- **REQUIREMENT**: Print the data exactly, leaving nothing out.

- **MATERIAL PROVIDED**:

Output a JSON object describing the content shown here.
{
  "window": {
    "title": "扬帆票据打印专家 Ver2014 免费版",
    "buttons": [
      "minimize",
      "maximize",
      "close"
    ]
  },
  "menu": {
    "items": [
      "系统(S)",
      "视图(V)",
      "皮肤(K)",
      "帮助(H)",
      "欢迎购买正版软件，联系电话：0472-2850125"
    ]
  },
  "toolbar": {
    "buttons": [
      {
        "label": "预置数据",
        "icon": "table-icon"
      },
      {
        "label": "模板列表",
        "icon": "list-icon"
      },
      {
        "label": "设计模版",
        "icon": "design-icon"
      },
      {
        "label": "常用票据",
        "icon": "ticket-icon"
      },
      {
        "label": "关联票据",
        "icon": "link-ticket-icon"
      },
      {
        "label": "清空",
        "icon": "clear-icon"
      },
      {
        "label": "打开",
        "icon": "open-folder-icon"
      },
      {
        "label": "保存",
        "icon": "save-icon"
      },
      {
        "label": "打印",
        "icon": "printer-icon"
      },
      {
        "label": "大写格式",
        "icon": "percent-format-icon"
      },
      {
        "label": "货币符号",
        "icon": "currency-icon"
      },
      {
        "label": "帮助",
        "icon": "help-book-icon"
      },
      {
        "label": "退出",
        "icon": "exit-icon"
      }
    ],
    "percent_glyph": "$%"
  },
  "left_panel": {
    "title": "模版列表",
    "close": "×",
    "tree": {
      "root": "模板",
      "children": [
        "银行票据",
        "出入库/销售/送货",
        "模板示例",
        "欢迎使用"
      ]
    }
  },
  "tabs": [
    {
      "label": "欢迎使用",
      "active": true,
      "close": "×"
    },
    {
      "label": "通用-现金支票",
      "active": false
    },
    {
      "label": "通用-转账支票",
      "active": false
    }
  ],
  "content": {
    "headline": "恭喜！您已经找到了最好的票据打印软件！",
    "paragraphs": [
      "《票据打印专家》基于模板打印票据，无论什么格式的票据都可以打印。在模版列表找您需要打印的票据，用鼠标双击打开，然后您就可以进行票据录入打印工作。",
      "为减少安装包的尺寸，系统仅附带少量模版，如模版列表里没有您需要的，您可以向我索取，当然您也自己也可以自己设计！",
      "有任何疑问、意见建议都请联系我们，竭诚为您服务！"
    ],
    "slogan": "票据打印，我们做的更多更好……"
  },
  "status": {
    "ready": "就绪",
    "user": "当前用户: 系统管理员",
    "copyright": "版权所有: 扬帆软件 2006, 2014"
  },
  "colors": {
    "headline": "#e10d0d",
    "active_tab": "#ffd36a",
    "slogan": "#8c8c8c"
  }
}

- **WRITTEN ANSWER**:
Output a JSON object describing the content shown here.
{
  "window": {
    "title": "扬帆票据打印专家 Ver2014 免费版",
    "buttons": [
      "minimize",
      "maximize",
      "close"
    ]
  },
  "menu": {
    "items": [
      "系统(S)",
      "视图(V)",
      "皮肤(K)",
      "帮助(H)",
      "欢迎购买正版软件，联系电话：0472-2850125"
    ]
  },
  "toolbar": {
    "buttons": [
      {
        "label": "预置数据",
        "icon": "table-icon"
      },
      {
        "label": "模板列表",
        "icon": "list-icon"
      },
      {
        "label": "设计模版",
        "icon": "design-icon"
      },
      {
        "label": "常用票据",
        "icon": "ticket-icon"
      },
      {
        "label": "关联票据",
        "icon": "link-ticket-icon"
      },
      {
        "label": "清空",
        "icon": "clear-icon"
      },
      {
        "label": "打开",
        "icon": "open-folder-icon"
      },
      {
        "label": "保存",
        "icon": "save-icon"
      },
      {
        "label": "打印",
        "icon": "printer-icon"
      },
      {
        "label": "大写格式",
        "icon": "percent-format-icon"
      },
      {
        "label": "货币符号",
        "icon": "currency-icon"
      },
      {
        "label": "帮助",
        "icon": "help-book-icon"
      },
      {
        "label": "退出",
        "icon": "exit-icon"
      }
    ],
    "percent_glyph": "$%"
  },
  "left_panel": {
    "title": "模版列表",
    "close": "×",
    "tree": {
      "root": "模板",
      "children": [
        "银行票据",
        "出入库/销售/送货",
        "模板示例",
        "欢迎使用"
      ]
    }
  },
  "tabs": [
    {
      "label": "欢迎使用",
      "active": true,
      "close": "×"
    },
    {
      "label": "通用-现金支票",
      "active": false
    },
    {
      "label": "通用-转账支票",
      "active": false
    }
  ],
  "content": {
    "headline": "恭喜！您已经找到了最好的票据打印软件！",
    "paragraphs": [
      "《票据打印专家》基于模板打印票据，无论什么格式的票据都可以打印。在模版列表找您需要打印的票据，用鼠标双击打开，然后您就可以进行票据录入打印工作。",
      "为减少安装包的尺寸，系统仅附带少量模版，如模版列表里没有您需要的，您可以向我索取，当然您也自己也可以自己设计！",
      "有任何疑问、意见建议都请联系我们，竭诚为您服务！"
    ],
    "slogan": "票据打印，我们做的更多更好……"
  },
  "status": {
    "ready": "就绪",
    "user": "当前用户: 系统管理员",
    "copyright": "版权所有: 扬帆软件 2006, 2014"
  },
  "colors": {
    "headline": "#e10d0d",
    "active_tab": "#ffd36a",
    "slogan": "#8c8c8c"
  }
}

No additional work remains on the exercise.